**What the exercise asks**:
Filter the entries, keeping every line with the word "Musset".

**Input for this task**:

####

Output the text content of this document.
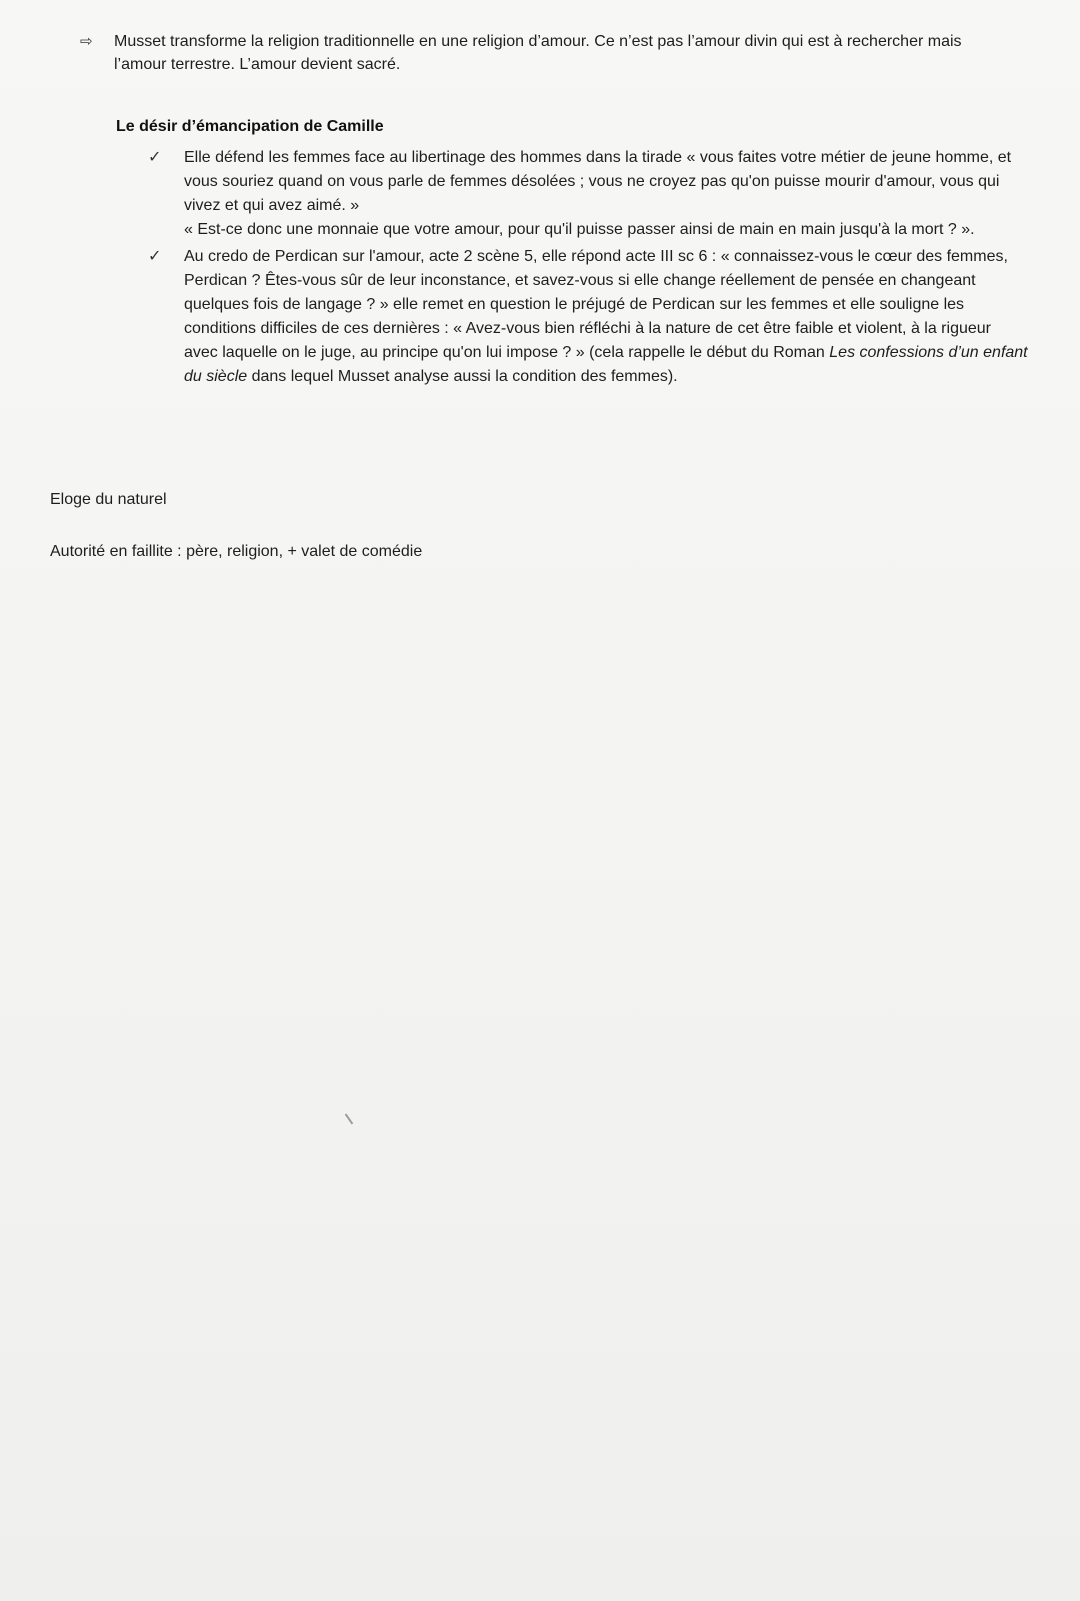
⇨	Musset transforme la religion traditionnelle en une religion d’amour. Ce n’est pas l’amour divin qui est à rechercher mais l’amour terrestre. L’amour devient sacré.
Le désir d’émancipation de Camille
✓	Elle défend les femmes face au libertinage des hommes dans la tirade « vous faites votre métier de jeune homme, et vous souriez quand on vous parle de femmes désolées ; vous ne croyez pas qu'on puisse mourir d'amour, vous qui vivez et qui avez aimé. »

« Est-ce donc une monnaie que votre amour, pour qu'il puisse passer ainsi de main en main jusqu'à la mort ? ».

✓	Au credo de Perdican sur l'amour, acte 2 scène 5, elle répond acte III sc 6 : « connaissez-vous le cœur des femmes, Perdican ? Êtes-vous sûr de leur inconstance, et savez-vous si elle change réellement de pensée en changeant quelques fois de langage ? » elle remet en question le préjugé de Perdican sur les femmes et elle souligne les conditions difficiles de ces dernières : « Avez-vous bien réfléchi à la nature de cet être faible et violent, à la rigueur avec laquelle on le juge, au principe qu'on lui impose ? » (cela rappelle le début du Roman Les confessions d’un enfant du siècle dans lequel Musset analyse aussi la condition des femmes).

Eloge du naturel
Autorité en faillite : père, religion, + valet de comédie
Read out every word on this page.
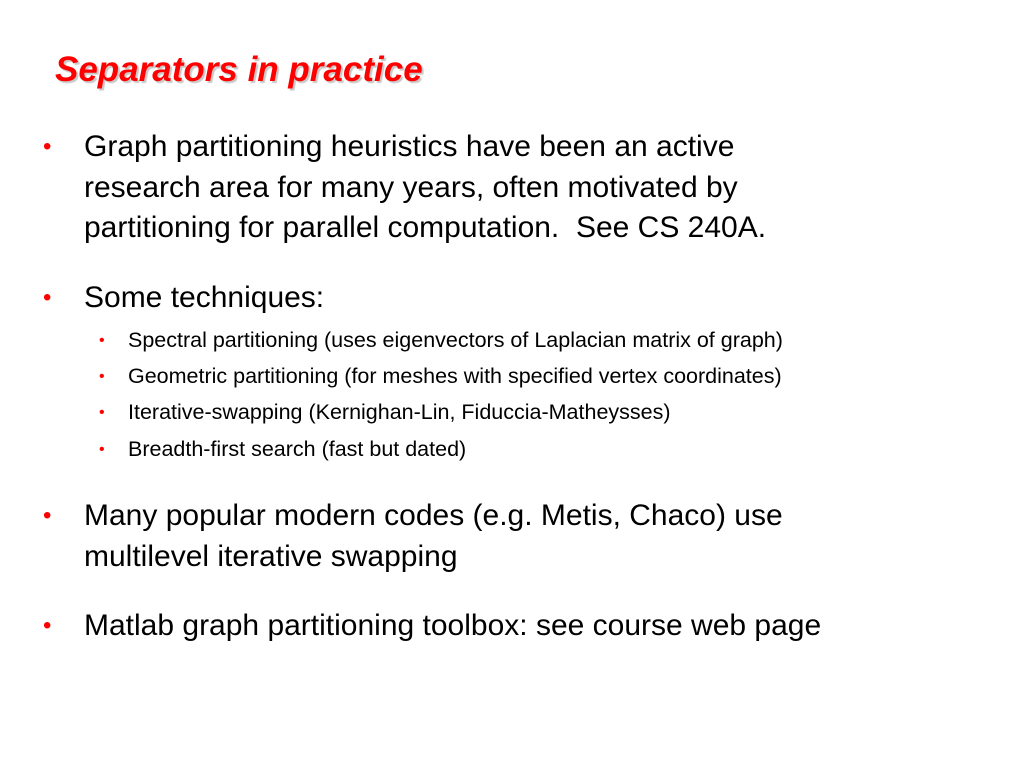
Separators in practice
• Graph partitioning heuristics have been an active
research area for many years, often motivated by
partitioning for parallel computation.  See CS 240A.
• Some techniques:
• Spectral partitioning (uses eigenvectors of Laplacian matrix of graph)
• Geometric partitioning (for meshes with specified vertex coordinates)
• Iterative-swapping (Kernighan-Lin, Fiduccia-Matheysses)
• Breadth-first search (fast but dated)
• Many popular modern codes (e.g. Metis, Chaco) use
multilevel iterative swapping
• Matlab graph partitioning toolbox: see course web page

####

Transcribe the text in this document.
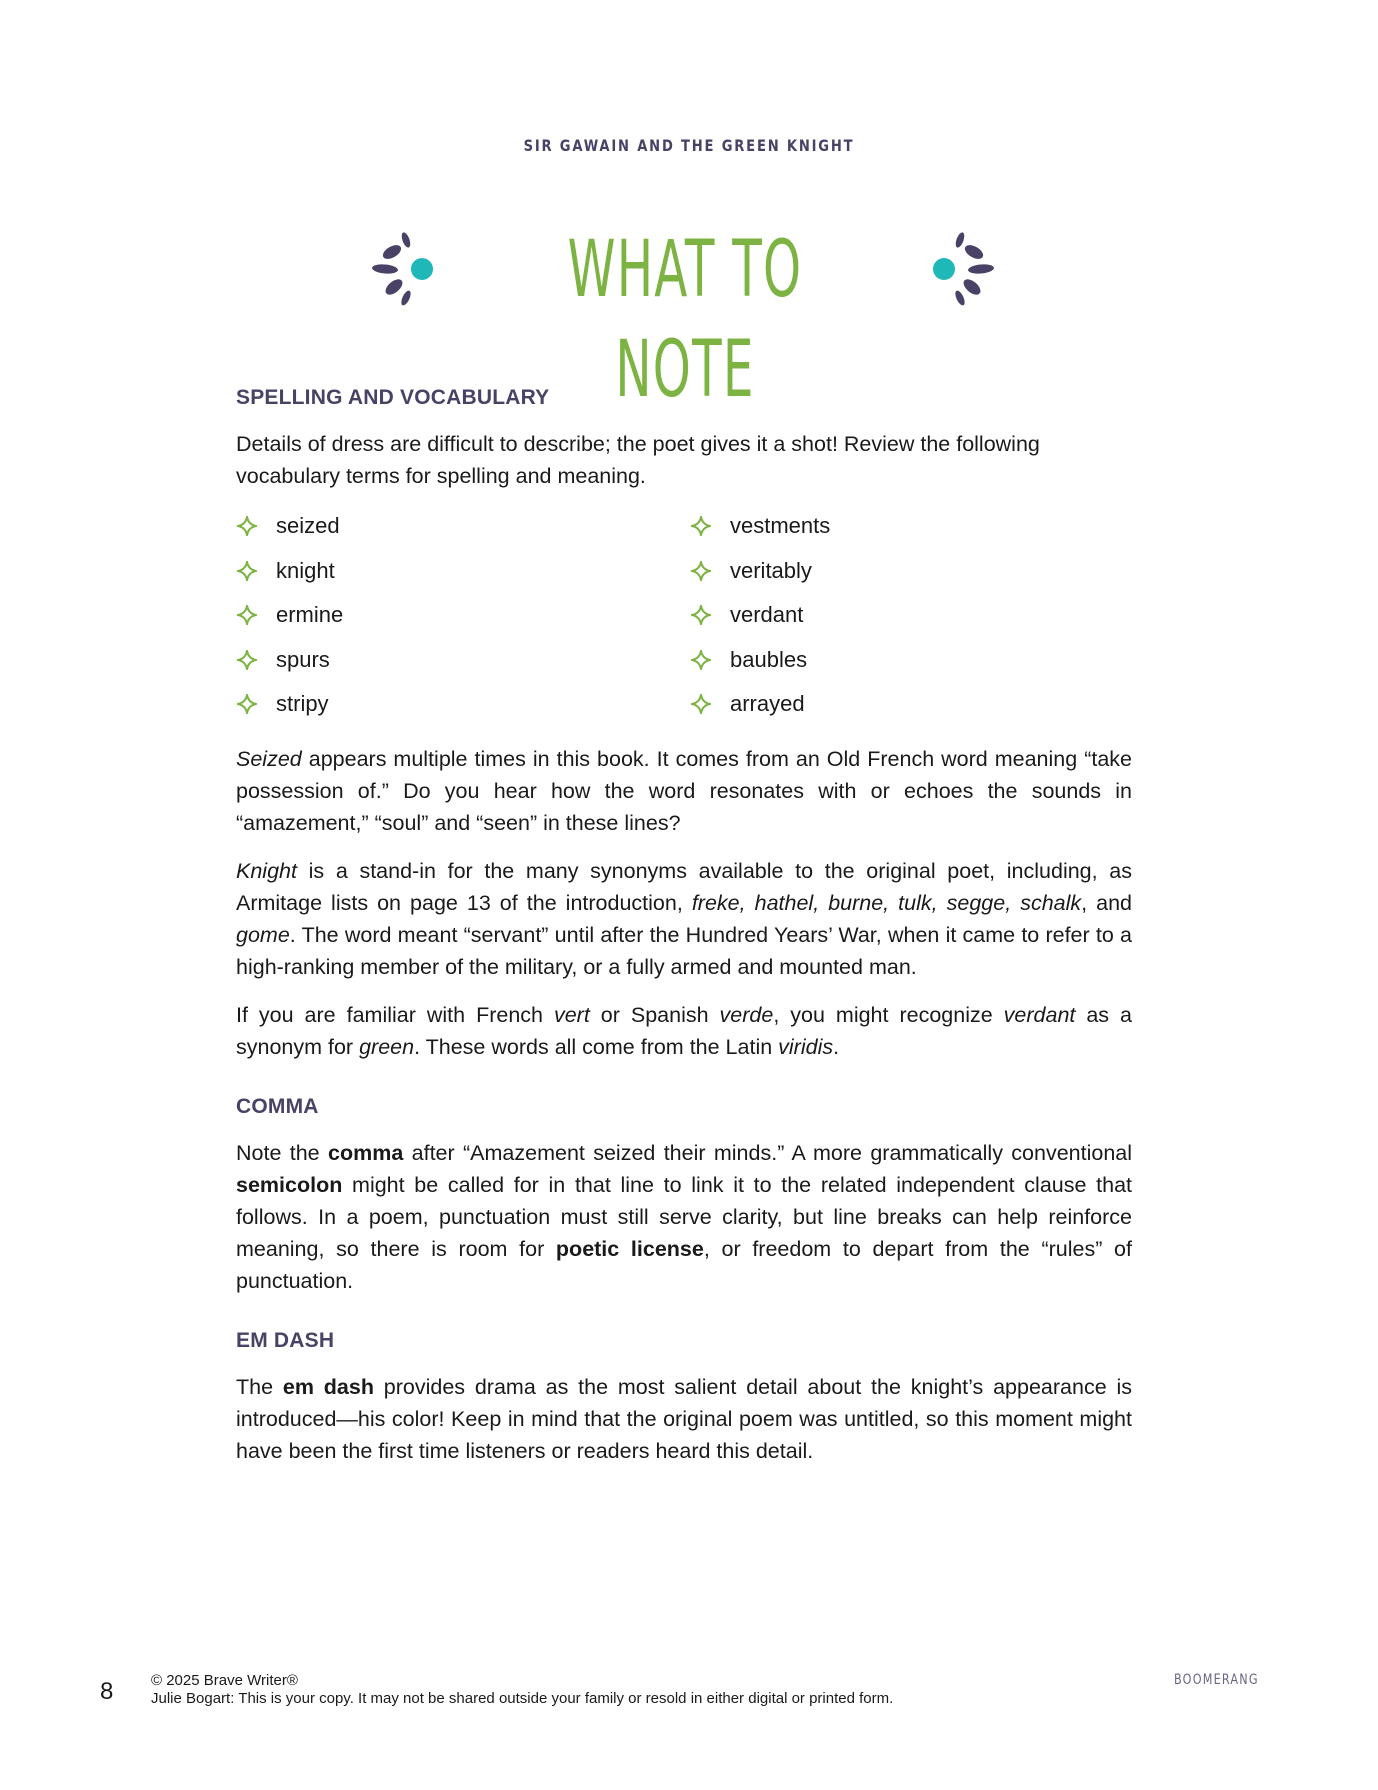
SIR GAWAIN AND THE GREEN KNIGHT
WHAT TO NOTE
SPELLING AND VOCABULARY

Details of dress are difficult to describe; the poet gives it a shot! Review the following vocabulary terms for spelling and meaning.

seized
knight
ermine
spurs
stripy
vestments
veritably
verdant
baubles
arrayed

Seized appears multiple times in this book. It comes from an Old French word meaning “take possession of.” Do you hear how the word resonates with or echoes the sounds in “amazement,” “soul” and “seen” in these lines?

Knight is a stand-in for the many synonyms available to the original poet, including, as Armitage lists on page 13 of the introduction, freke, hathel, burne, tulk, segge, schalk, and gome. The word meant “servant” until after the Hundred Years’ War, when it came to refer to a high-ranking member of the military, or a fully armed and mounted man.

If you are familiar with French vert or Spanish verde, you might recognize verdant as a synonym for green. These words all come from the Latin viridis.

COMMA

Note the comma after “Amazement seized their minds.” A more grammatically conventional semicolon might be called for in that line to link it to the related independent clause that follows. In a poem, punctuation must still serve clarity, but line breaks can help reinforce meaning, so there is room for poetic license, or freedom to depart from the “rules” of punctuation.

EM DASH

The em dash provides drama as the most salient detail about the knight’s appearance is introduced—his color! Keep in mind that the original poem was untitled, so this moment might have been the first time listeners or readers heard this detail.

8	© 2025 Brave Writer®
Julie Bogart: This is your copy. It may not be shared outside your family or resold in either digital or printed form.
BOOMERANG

####

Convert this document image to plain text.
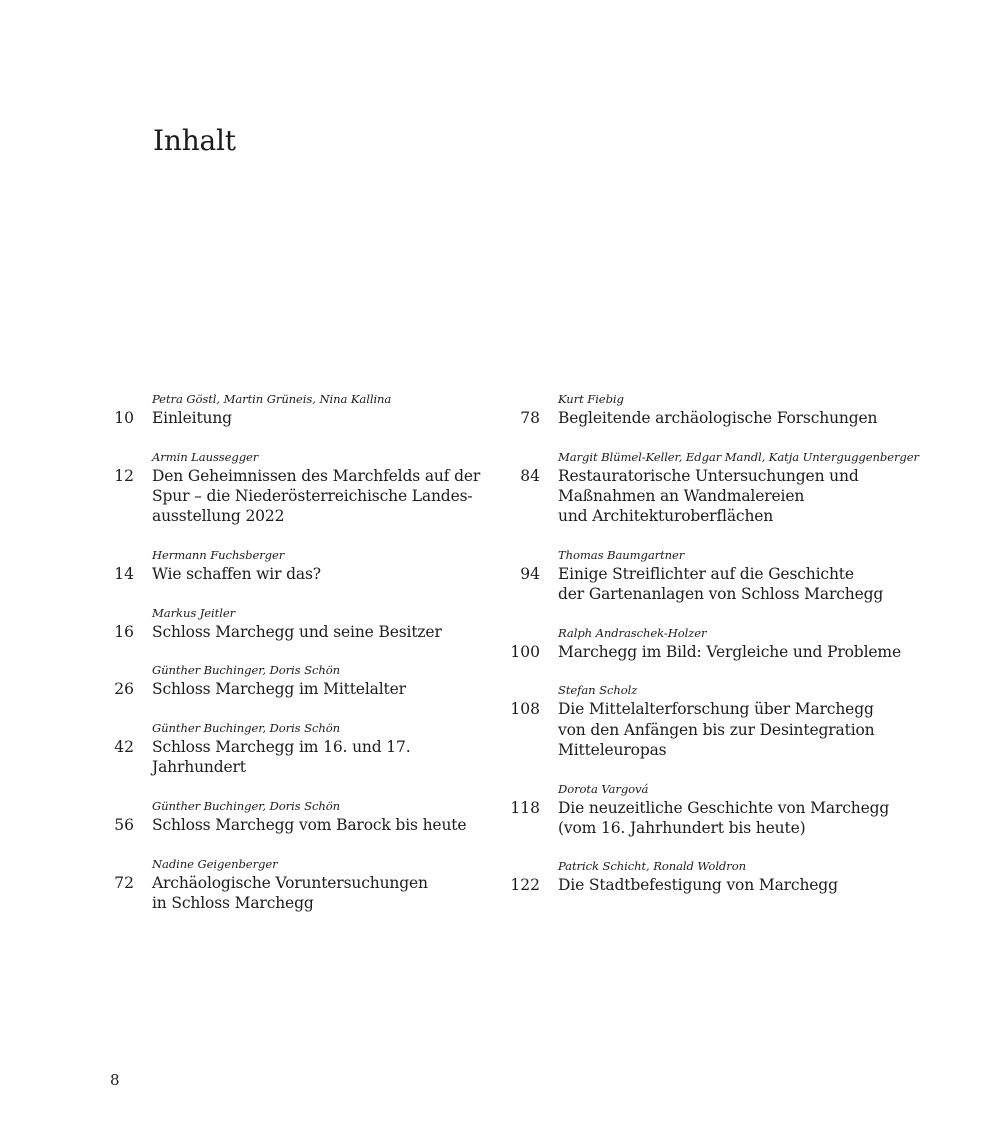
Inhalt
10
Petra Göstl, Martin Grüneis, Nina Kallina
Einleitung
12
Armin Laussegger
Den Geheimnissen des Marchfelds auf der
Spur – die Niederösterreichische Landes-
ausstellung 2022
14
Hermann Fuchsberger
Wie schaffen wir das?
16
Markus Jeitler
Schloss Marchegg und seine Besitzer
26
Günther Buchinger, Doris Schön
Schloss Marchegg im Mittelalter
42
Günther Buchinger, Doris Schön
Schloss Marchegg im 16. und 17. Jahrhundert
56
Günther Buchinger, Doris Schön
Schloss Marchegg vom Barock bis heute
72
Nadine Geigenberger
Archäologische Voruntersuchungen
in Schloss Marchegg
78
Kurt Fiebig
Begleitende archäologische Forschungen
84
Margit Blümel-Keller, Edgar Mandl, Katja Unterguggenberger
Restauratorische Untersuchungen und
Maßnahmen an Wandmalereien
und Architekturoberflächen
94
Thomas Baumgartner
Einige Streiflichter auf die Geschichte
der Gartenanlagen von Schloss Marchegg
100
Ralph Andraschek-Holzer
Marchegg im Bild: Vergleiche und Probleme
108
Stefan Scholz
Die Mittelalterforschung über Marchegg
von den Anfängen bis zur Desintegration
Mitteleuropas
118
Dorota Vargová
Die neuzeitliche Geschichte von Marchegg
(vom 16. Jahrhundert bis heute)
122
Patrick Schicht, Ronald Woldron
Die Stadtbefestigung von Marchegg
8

####

**Result of this task**:
⇨	Musset transforme la religion traditionnelle en une religion d’amour. Ce n’est pas l’amour divin qui est à rechercher mais l’amour terrestre. L’amour devient sacré.
✓	Au credo de Perdican sur l'amour, acte 2 scène 5, elle répond acte III sc 6 : « connaissez-vous le cœur des femmes, Perdican ? Êtes-vous sûr de leur inconstance, et savez-vous si elle change réellement de pensée en changeant quelques fois de langage ? » elle remet en question le préjugé de Perdican sur les femmes et elle souligne les conditions difficiles de ces dernières : « Avez-vous bien réfléchi à la nature de cet être faible et violent, à la rigueur avec laquelle on le juge, au principe qu'on lui impose ? » (cela rappelle le début du Roman Les confessions d’un enfant du siècle dans lequel Musset analyse aussi la condition des femmes).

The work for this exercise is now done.